## Objectives
1 > Transcribe, word for word, the part of the article on the San Bernardino real estate fraud verdict that opens with the words containing "According to District" and closes with "purchased it legally.".
2 > Write the next part of the article on the San Bernardino real estate fraud verdict, picking up from its final sentence.
START Document
SAN BERNARDINO, Calif. – On April 14, a San Bernardino County jury returned a verdict of guilty on 6 counts of real estate fraud against 58-year-old Barbara Rae Bratton of Upland. Bratton was taken into custody immediately following the guilty finding.

In May 2013, the Ontario Police Department investigated Bratton on suspicion of filing two false grant deeds with the San Bernardino County Recorder’s Office on a house in the 900 block of Locust Street in Ontario. The false deeds were filed a month earlier by Bratton in a fraudulent attempt to take possession of a house she once owned and had lost to foreclosure.

According to District Attorney Sr. Investigation John Vega, who was assigned to the case, the house had been sold to new buyers who then purchased it legally.

“Ms. Bratton owned the house at one time, but had not made a mortgage payment on it for approximately four years resulting in the foreclosure, and two evictions, to finally remove her from the property,” Sr. Investigator Vega said.

Bratton argued in court that the house still belonged to her in spite of years of not making payments on the property. She continuously cited flawed legal theories that some people use to not pay home loans.

What this story refers to as “flawed legal theories” is what reasonable people with correctly calibrated bullshit detectors call “bank fraud.”  That is to say, banks routinely and as a matter of course do what Barbara Bratton is purported to have done, i.e., file false documents in county land records.  But not one banker has ever gone to jail for doing so.  Not one.
END Document
START Listed records
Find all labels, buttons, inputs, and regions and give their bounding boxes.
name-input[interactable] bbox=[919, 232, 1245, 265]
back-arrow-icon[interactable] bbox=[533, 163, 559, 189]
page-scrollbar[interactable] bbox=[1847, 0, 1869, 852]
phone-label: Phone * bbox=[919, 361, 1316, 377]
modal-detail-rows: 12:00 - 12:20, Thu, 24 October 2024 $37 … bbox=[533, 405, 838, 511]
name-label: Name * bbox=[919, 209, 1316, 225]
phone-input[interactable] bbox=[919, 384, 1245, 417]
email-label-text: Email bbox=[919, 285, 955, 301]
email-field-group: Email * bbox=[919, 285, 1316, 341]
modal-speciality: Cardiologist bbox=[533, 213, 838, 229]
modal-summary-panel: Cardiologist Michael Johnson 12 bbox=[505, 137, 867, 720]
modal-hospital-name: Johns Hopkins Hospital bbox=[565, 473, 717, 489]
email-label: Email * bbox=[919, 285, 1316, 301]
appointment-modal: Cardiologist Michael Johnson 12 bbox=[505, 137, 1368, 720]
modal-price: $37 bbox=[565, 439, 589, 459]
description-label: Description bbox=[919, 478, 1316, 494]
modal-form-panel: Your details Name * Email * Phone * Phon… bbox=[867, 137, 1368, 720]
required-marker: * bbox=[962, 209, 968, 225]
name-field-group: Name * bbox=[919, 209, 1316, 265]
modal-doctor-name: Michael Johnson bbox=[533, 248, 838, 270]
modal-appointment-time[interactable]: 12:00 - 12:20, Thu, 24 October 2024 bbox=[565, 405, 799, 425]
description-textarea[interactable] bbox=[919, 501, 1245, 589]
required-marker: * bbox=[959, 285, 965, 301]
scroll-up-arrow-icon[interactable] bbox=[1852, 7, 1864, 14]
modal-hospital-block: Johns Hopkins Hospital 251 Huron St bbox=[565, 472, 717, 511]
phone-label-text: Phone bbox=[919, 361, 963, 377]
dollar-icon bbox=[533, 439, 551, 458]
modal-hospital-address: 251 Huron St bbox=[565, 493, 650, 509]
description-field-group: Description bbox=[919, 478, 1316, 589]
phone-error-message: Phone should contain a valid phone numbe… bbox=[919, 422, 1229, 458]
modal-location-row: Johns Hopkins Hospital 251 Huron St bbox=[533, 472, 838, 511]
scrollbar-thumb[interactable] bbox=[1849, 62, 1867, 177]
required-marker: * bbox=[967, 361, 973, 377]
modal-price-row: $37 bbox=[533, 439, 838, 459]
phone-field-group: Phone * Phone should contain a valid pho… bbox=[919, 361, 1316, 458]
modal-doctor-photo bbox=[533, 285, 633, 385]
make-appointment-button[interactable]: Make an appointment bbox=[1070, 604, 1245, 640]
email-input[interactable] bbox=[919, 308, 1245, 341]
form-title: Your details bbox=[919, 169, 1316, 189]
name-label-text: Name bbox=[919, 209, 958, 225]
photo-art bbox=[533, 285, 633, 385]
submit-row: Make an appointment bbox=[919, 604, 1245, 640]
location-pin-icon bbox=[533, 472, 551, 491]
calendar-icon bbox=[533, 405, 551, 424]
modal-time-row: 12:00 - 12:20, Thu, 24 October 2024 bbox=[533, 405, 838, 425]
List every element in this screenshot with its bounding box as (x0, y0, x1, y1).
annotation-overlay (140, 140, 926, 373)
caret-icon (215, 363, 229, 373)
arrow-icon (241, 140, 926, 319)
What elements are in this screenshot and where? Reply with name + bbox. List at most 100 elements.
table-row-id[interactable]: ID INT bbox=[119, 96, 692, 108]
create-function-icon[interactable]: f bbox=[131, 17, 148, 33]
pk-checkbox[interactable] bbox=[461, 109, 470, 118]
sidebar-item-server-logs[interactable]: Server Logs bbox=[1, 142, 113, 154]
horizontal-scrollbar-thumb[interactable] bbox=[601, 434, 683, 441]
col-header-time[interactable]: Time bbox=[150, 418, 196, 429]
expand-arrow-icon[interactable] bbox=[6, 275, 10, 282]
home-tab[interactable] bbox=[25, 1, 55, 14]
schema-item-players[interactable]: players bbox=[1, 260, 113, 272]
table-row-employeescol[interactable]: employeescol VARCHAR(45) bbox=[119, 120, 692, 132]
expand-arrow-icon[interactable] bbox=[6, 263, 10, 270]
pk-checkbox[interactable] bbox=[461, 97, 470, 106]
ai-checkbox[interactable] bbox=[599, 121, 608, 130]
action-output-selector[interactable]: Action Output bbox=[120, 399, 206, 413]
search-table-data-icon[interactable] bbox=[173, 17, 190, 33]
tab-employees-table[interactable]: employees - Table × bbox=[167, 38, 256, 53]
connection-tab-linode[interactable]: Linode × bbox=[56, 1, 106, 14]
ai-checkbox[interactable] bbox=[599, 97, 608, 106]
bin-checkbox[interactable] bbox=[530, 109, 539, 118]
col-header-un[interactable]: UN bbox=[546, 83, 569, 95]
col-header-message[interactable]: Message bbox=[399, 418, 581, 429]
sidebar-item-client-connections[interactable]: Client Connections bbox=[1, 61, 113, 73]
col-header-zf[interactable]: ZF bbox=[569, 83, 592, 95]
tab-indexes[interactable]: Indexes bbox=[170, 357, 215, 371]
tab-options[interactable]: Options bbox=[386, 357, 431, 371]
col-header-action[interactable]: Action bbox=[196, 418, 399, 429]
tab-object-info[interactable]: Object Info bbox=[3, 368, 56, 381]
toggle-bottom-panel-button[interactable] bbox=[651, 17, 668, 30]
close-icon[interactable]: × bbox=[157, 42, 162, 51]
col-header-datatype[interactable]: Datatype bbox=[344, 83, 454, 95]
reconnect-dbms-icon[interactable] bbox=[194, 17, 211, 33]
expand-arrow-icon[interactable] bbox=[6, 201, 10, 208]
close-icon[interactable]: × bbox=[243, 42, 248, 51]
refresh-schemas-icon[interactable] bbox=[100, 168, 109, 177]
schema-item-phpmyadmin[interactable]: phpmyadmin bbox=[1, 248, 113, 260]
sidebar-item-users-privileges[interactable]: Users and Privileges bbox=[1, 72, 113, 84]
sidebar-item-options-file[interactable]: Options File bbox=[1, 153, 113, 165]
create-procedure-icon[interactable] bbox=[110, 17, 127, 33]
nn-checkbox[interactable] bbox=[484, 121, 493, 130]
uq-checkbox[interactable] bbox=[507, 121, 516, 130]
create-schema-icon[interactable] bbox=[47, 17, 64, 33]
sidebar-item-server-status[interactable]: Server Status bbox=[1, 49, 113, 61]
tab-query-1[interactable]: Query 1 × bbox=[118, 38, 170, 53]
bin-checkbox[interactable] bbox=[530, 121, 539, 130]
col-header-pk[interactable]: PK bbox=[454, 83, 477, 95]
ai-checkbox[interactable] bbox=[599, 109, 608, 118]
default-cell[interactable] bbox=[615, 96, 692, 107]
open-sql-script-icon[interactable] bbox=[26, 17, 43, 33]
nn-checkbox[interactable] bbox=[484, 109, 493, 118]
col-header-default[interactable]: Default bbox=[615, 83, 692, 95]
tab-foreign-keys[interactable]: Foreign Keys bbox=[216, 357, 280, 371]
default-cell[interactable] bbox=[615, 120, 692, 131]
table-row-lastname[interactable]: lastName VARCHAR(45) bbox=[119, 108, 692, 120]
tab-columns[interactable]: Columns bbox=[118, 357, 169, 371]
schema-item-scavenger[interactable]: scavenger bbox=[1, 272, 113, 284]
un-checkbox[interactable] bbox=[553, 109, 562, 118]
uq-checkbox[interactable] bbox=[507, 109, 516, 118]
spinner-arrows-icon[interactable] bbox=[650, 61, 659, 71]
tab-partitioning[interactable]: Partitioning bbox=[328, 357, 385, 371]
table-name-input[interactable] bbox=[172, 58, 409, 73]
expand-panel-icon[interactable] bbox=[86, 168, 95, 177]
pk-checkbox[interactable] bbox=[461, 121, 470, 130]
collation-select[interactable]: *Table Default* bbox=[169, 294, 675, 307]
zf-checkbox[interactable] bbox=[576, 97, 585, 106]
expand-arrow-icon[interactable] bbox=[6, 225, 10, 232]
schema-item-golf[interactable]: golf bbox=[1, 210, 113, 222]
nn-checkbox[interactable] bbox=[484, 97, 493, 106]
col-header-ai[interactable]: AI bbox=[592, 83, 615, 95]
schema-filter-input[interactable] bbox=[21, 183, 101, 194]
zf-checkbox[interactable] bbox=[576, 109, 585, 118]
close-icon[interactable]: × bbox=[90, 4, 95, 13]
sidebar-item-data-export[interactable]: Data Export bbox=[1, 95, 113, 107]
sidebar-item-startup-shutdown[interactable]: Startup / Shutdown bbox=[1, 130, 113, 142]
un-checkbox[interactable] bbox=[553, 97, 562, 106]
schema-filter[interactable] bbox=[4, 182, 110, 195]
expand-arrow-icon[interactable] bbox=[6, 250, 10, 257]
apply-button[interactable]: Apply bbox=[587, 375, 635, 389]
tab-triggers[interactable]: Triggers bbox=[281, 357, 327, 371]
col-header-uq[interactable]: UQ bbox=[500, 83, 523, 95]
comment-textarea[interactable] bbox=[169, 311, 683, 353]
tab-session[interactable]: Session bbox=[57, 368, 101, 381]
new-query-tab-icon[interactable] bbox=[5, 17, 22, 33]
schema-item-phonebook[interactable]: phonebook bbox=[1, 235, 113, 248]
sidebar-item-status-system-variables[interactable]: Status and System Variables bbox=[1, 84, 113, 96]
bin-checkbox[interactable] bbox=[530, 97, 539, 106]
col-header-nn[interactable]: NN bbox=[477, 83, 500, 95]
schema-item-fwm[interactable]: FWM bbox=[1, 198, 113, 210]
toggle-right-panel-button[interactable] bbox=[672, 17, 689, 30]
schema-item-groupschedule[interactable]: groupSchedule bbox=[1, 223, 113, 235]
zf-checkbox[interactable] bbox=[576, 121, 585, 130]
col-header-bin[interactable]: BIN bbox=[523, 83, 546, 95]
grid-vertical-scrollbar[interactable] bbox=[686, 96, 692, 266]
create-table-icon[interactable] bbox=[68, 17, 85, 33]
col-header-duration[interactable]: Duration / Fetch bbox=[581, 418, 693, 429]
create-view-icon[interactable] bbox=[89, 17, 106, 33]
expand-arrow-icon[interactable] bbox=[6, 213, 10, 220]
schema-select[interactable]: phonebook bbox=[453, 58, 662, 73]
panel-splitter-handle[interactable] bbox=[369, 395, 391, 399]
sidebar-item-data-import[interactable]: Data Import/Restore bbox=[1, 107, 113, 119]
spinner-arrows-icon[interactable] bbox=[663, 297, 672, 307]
END Listed records
## Outputs in order
1 >
According to District Attorney Sr. Investigation John Vega, who was assigned to the case, the house had been sold to new buyers who then purchased it legally.

2 >
Some would say it’s just a loony conspiracy theory that banks do that.  Those same people would say that Bratton was a tin-foil-hatter, a “sovereign citizen” who thought everyone was out to get her and she was trying to get something for nothing, apparently the worst crime that can ever be committed.

Except it’s not a conspiracy theory that banks falsify documents—it’s a conspiracy fact.  For example, here’s a story from 2014 that undeniably proves just that:

This kind of manufacturing of evidence happens all the time, it’s just that usually, hard evidence of this criminal behavior is hard to come by.  However, Wiley got undeniable proof of it this time.  He got his hands on a Nationstar (who used to call themselves “Aurora”) internal memo which said this:

Wiley Paper Terrorism case

So the Feeneys were right–there was no assignment that gave Aurora/Nationstar the right to do anything. SO THEY (AURORA/NATIONSTAR) MADE ONE UP, BACKDATED IT, AND GOT A NOTARY TO SIGN OFF ON IT! And then filed it in the land records of Greene County, Missouri!

And of course, let’s not forget about Lorraine Brown of DocX, who was found guilty of falsifying over a million documents and then filing them in the land records of counties all across the country.  She of course was not an employee of a bank, but the documents she falsified were produced on behalf of banks!  She and DocX were the patsies for the criminality of the banks.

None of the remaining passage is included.